TASK DIRECTIONS –
Each line with the word "Oatmeal" must appear in the answer, copied from the records.

Content starts

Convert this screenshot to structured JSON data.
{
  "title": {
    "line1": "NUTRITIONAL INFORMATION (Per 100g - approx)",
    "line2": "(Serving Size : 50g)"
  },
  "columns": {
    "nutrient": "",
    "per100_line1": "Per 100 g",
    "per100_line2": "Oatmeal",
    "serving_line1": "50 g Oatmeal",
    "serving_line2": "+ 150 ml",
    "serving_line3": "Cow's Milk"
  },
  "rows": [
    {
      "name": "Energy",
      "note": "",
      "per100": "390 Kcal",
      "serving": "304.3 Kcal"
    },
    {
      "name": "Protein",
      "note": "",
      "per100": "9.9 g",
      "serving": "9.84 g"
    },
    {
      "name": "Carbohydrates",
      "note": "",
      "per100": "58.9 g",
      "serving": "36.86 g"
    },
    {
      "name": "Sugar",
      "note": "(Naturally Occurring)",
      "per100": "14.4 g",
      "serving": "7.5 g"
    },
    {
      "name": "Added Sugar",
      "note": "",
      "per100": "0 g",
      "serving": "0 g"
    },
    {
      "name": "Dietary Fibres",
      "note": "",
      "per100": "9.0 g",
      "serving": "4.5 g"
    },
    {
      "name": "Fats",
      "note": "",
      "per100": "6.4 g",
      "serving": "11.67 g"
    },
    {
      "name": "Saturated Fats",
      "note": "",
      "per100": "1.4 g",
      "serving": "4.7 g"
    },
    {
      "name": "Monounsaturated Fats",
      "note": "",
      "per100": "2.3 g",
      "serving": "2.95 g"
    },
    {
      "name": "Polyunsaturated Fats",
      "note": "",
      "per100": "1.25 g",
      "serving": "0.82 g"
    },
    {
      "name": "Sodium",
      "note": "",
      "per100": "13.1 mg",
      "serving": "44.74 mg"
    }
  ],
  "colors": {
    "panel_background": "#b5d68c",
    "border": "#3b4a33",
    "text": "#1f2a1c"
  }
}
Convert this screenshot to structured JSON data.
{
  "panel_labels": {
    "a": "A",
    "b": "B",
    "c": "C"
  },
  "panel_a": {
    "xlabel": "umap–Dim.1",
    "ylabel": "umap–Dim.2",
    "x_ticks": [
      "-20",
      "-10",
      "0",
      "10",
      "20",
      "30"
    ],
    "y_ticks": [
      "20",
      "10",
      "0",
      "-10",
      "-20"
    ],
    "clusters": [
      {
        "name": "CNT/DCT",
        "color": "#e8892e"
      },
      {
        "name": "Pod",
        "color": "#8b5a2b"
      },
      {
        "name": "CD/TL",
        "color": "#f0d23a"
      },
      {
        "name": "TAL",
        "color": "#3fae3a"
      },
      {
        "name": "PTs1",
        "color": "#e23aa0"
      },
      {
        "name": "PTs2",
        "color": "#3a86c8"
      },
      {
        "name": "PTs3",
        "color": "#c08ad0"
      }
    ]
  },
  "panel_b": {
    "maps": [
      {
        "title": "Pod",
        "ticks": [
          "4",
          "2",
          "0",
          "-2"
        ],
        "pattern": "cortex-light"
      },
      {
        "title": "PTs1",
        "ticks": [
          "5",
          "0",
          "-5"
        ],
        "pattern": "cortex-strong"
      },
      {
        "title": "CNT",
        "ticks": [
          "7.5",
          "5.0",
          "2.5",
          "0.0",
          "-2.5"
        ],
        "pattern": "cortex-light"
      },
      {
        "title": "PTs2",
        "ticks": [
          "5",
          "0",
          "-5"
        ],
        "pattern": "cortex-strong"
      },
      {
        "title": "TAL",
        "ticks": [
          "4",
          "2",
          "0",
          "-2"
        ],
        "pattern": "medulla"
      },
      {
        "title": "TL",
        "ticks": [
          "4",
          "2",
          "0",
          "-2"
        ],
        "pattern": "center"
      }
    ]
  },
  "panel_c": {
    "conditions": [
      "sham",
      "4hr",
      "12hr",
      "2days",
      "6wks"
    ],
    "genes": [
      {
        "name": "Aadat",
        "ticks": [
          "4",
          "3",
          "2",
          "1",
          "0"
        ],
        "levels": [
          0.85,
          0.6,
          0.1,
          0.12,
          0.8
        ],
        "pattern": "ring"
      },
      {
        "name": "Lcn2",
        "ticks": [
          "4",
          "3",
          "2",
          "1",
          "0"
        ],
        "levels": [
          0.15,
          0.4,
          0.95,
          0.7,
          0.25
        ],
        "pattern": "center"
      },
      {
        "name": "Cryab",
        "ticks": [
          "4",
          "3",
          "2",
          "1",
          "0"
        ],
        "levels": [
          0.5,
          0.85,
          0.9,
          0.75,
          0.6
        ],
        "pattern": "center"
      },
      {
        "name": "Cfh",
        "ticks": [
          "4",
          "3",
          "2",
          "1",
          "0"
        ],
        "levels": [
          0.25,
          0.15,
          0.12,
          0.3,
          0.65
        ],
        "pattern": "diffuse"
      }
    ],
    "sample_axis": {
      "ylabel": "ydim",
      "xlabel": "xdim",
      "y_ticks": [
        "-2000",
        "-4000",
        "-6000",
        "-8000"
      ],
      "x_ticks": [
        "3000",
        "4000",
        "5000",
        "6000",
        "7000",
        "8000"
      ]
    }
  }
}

Content ends

RESULT OF THE TASK –
    "per100_line2": "Oatmeal",
    "serving_line1": "50 g Oatmeal",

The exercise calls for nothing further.